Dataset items
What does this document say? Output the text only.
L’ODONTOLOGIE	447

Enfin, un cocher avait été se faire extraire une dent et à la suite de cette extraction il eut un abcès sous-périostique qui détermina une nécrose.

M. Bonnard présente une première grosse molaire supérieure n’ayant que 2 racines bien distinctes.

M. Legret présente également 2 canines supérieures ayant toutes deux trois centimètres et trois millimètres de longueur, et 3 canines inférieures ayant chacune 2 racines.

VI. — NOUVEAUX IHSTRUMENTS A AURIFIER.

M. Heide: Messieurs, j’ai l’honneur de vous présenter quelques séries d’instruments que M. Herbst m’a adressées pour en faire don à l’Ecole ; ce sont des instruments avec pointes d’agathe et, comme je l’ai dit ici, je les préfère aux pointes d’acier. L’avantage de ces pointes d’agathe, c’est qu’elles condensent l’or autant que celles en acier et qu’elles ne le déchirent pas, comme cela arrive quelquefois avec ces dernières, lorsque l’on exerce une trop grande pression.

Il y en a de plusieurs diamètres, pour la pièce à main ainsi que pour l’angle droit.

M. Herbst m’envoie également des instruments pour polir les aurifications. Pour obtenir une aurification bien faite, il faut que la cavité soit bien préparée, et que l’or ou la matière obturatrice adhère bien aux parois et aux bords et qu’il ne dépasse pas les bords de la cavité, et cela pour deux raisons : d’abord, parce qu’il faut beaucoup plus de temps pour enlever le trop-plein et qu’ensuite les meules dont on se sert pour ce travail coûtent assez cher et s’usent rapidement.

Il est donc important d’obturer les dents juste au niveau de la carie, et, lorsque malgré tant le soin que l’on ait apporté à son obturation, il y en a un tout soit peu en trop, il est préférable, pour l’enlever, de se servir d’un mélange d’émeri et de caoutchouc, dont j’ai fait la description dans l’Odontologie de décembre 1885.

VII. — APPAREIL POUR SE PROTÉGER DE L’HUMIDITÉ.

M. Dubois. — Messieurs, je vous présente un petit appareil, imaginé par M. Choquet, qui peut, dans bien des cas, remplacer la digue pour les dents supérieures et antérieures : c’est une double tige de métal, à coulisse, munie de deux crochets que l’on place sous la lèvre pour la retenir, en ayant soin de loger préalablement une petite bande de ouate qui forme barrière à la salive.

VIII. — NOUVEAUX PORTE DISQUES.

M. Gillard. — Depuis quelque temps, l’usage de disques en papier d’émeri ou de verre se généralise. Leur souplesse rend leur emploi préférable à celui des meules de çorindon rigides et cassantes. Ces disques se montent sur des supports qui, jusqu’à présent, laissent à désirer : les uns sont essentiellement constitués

• [Task to complete] Show every line in the entries where the string "également" occurs.

• [Exercise solution]
M. Legret présente également 2 canines supérieures ayant toutes deux trois centimètres et trois millimètres de longueur, et 3 canines inférieures ayant chacune 2 racines.
M. Herbst m’envoie également des instruments pour polir les aurifications. Pour obtenir une aurification bien faite, il faut que la cavité soit bien préparée, et que l’or ou la matière obturatrice adhère bien aux parois et aux bords et qu’il ne dépasse pas les bords de la cavité, et cela pour deux raisons : d’abord, parce qu’il faut beaucoup plus de temps pour enlever le trop-plein et qu’ensuite les meules dont on se sert pour ce travail coûtent assez cher et s’usent rapidement.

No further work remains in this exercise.